_Request_. Transcribe all of the material exactly, except for its pictures.

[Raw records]

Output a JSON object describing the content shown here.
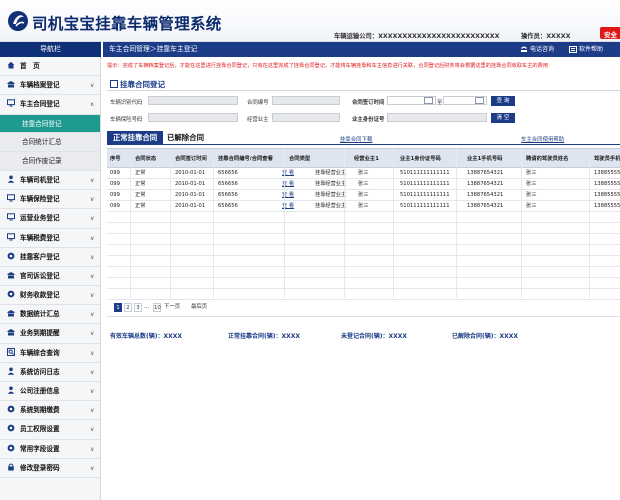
{
  "header": {
    "app_title": "司机宝宝挂靠车辆管理系统",
    "company_label": "车辆运输公司：XXXXXXXXXXXXXXXXXXXXXXXXX",
    "author_label": "操作员：XXXXX",
    "safe_exit_label": "安全",
    "colors": {
      "brand": "#0f2f78",
      "accent": "#1c3c88",
      "danger": "#e01818",
      "active": "#1e9a8e"
    }
  },
  "nav": {
    "title": "导航栏",
    "items": [
      {
        "icon": "home-icon",
        "label": "首　页",
        "chev": ""
      },
      {
        "icon": "archive-icon",
        "label": "车辆档案登记",
        "chev": "∨"
      },
      {
        "icon": "monitor-icon",
        "label": "车主合同登记",
        "chev": "∧"
      },
      {
        "icon": "person-icon",
        "label": "车辆司机登记",
        "chev": "∨"
      },
      {
        "icon": "monitor-icon",
        "label": "车辆保险登记",
        "chev": "∨"
      },
      {
        "icon": "monitor-icon",
        "label": "运营业务登记",
        "chev": "∨"
      },
      {
        "icon": "monitor-icon",
        "label": "车辆税费登记",
        "chev": "∨"
      },
      {
        "icon": "gear-icon",
        "label": "挂靠客户登记",
        "chev": "∨"
      },
      {
        "icon": "archive-icon",
        "label": "官司诉讼登记",
        "chev": "∨"
      },
      {
        "icon": "gear-icon",
        "label": "财务收款登记",
        "chev": "∨"
      },
      {
        "icon": "archive-icon",
        "label": "数据统计汇总",
        "chev": "∨"
      },
      {
        "icon": "archive-icon",
        "label": "业务到期提醒",
        "chev": "∨"
      },
      {
        "icon": "search-icon",
        "label": "车辆综合查询",
        "chev": "∨"
      },
      {
        "icon": "person-icon",
        "label": "系统访问日志",
        "chev": "∨"
      },
      {
        "icon": "person-icon",
        "label": "公司注册信息",
        "chev": "∨"
      },
      {
        "icon": "gear-icon",
        "label": "系统到期缴费",
        "chev": "∨"
      },
      {
        "icon": "gear-icon",
        "label": "员工权限设置",
        "chev": "∨"
      },
      {
        "icon": "gear-icon",
        "label": "常用字段设置",
        "chev": "∨"
      },
      {
        "icon": "lock-icon",
        "label": "修改登录密码",
        "chev": "∨"
      }
    ],
    "sub_items": [
      {
        "label": "挂靠合同登记",
        "active": true
      },
      {
        "label": "合同统计汇总",
        "active": false
      },
      {
        "label": "合同作废记录",
        "active": false
      }
    ]
  },
  "breadcrumb": {
    "text": "车主合同管理＞挂靠车主登记",
    "links": [
      "电话咨询",
      "软件帮助"
    ]
  },
  "notice": "提示：完成了车辆档案登记后，才能在这里进行挂靠合同登记，只有在这里完成了挂靠合同登记，才能将车辆挂靠和车主信息进行关联，合同登记后财务将会根据这里的挂靠合同收取车主的费用",
  "form": {
    "section_title": "挂靠合同登记",
    "plate_label": "车辆识别代码",
    "contract_no_label": "合同编号",
    "date_label": "合同签订时间",
    "date_to_label": "至",
    "owner_phone_label": "车辆保险号码",
    "operator_label": "经营业主",
    "owner_id_label": "业主身份证号",
    "query_button": "查 询",
    "clear_button": "清 空"
  },
  "tabs": {
    "active_label": "正常挂靠合同",
    "ended_label": "已解除合同",
    "download_link": "挂靠合同下载",
    "help_link": "车主合同使用帮助"
  },
  "table": {
    "columns": [
      "序号",
      "合同状态",
      "合同签订时间",
      "挂靠合同编号/合同查看",
      "合同类型",
      "经营业主1",
      "业主1身份证号码",
      "业主1手机号码",
      "聘请的驾驶员姓名",
      "驾驶员手机"
    ],
    "rows": [
      [
        "099",
        "正常",
        "2010-01-01",
        "656656",
        "查 看",
        "挂靠经营业主",
        "张三",
        "510111111111111",
        "13887654321",
        "张三",
        "13885555"
      ],
      [
        "099",
        "正常",
        "2010-01-01",
        "656656",
        "查 看",
        "挂靠经营业主",
        "张三",
        "510111111111111",
        "13887654321",
        "张三",
        "13885555"
      ],
      [
        "099",
        "正常",
        "2010-01-01",
        "656656",
        "查 看",
        "挂靠经营业主",
        "张三",
        "510111111111111",
        "13887654321",
        "张三",
        "13885555"
      ],
      [
        "099",
        "正常",
        "2010-01-01",
        "656656",
        "查 看",
        "挂靠经营业主",
        "张三",
        "510111111111111",
        "13887654321",
        "张三",
        "13885555"
      ]
    ]
  },
  "pager": {
    "pages": [
      "1",
      "2",
      "3"
    ],
    "ellipsis": "…",
    "last_num": "10",
    "next": "下一页",
    "last": "最后页"
  },
  "stats": [
    "有效车辆总数(辆)：XXXX",
    "正常挂靠合同(辆)：XXXX",
    "未登记合同(辆)：XXXX",
    "已解除合同(辆)：XXXX"
  ]
}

_Answer to this task_.
Output a JSON object describing the content shown here.
{
  "header": {
    "app_title": "司机宝宝挂靠车辆管理系统",
    "company_label": "车辆运输公司：XXXXXXXXXXXXXXXXXXXXXXXXX",
    "author_label": "操作员：XXXXX",
    "safe_exit_label": "安全",
    "colors": {
      "brand": "#0f2f78",
      "accent": "#1c3c88",
      "danger": "#e01818",
      "active": "#1e9a8e"
    }
  },
  "nav": {
    "title": "导航栏",
    "items": [
      {
        "icon": "home-icon",
        "label": "首　页",
        "chev": ""
      },
      {
        "icon": "archive-icon",
        "label": "车辆档案登记",
        "chev": "∨"
      },
      {
        "icon": "monitor-icon",
        "label": "车主合同登记",
        "chev": "∧"
      },
      {
        "icon": "person-icon",
        "label": "车辆司机登记",
        "chev": "∨"
      },
      {
        "icon": "monitor-icon",
        "label": "车辆保险登记",
        "chev": "∨"
      },
      {
        "icon": "monitor-icon",
        "label": "运营业务登记",
        "chev": "∨"
      },
      {
        "icon": "monitor-icon",
        "label": "车辆税费登记",
        "chev": "∨"
      },
      {
        "icon": "gear-icon",
        "label": "挂靠客户登记",
        "chev": "∨"
      },
      {
        "icon": "archive-icon",
        "label": "官司诉讼登记",
        "chev": "∨"
      },
      {
        "icon": "gear-icon",
        "label": "财务收款登记",
        "chev": "∨"
      },
      {
        "icon": "archive-icon",
        "label": "数据统计汇总",
        "chev": "∨"
      },
      {
        "icon": "archive-icon",
        "label": "业务到期提醒",
        "chev": "∨"
      },
      {
        "icon": "search-icon",
        "label": "车辆综合查询",
        "chev": "∨"
      },
      {
        "icon": "person-icon",
        "label": "系统访问日志",
        "chev": "∨"
      },
      {
        "icon": "person-icon",
        "label": "公司注册信息",
        "chev": "∨"
      },
      {
        "icon": "gear-icon",
        "label": "系统到期缴费",
        "chev": "∨"
      },
      {
        "icon": "gear-icon",
        "label": "员工权限设置",
        "chev": "∨"
      },
      {
        "icon": "gear-icon",
        "label": "常用字段设置",
        "chev": "∨"
      },
      {
        "icon": "lock-icon",
        "label": "修改登录密码",
        "chev": "∨"
      }
    ],
    "sub_items": [
      {
        "label": "挂靠合同登记",
        "active": true
      },
      {
        "label": "合同统计汇总",
        "active": false
      },
      {
        "label": "合同作废记录",
        "active": false
      }
    ]
  },
  "breadcrumb": {
    "text": "车主合同管理＞挂靠车主登记",
    "links": [
      "电话咨询",
      "软件帮助"
    ]
  },
  "notice": "提示：完成了车辆档案登记后，才能在这里进行挂靠合同登记，只有在这里完成了挂靠合同登记，才能将车辆挂靠和车主信息进行关联，合同登记后财务将会根据这里的挂靠合同收取车主的费用",
  "form": {
    "section_title": "挂靠合同登记",
    "plate_label": "车辆识别代码",
    "contract_no_label": "合同编号",
    "date_label": "合同签订时间",
    "date_to_label": "至",
    "owner_phone_label": "车辆保险号码",
    "operator_label": "经营业主",
    "owner_id_label": "业主身份证号",
    "query_button": "查 询",
    "clear_button": "清 空"
  },
  "tabs": {
    "active_label": "正常挂靠合同",
    "ended_label": "已解除合同",
    "download_link": "挂靠合同下载",
    "help_link": "车主合同使用帮助"
  },
  "table": {
    "columns": [
      "序号",
      "合同状态",
      "合同签订时间",
      "挂靠合同编号/合同查看",
      "合同类型",
      "经营业主1",
      "业主1身份证号码",
      "业主1手机号码",
      "聘请的驾驶员姓名",
      "驾驶员手机"
    ],
    "rows": [
      [
        "099",
        "正常",
        "2010-01-01",
        "656656",
        "查 看",
        "挂靠经营业主",
        "张三",
        "510111111111111",
        "13887654321",
        "张三",
        "13885555"
      ],
      [
        "099",
        "正常",
        "2010-01-01",
        "656656",
        "查 看",
        "挂靠经营业主",
        "张三",
        "510111111111111",
        "13887654321",
        "张三",
        "13885555"
      ],
      [
        "099",
        "正常",
        "2010-01-01",
        "656656",
        "查 看",
        "挂靠经营业主",
        "张三",
        "510111111111111",
        "13887654321",
        "张三",
        "13885555"
      ],
      [
        "099",
        "正常",
        "2010-01-01",
        "656656",
        "查 看",
        "挂靠经营业主",
        "张三",
        "510111111111111",
        "13887654321",
        "张三",
        "13885555"
      ]
    ]
  },
  "pager": {
    "pages": [
      "1",
      "2",
      "3"
    ],
    "ellipsis": "…",
    "last_num": "10",
    "next": "下一页",
    "last": "最后页"
  },
  "stats": [
    "有效车辆总数(辆)：XXXX",
    "正常挂靠合同(辆)：XXXX",
    "未登记合同(辆)：XXXX",
    "已解除合同(辆)：XXXX"
  ]
}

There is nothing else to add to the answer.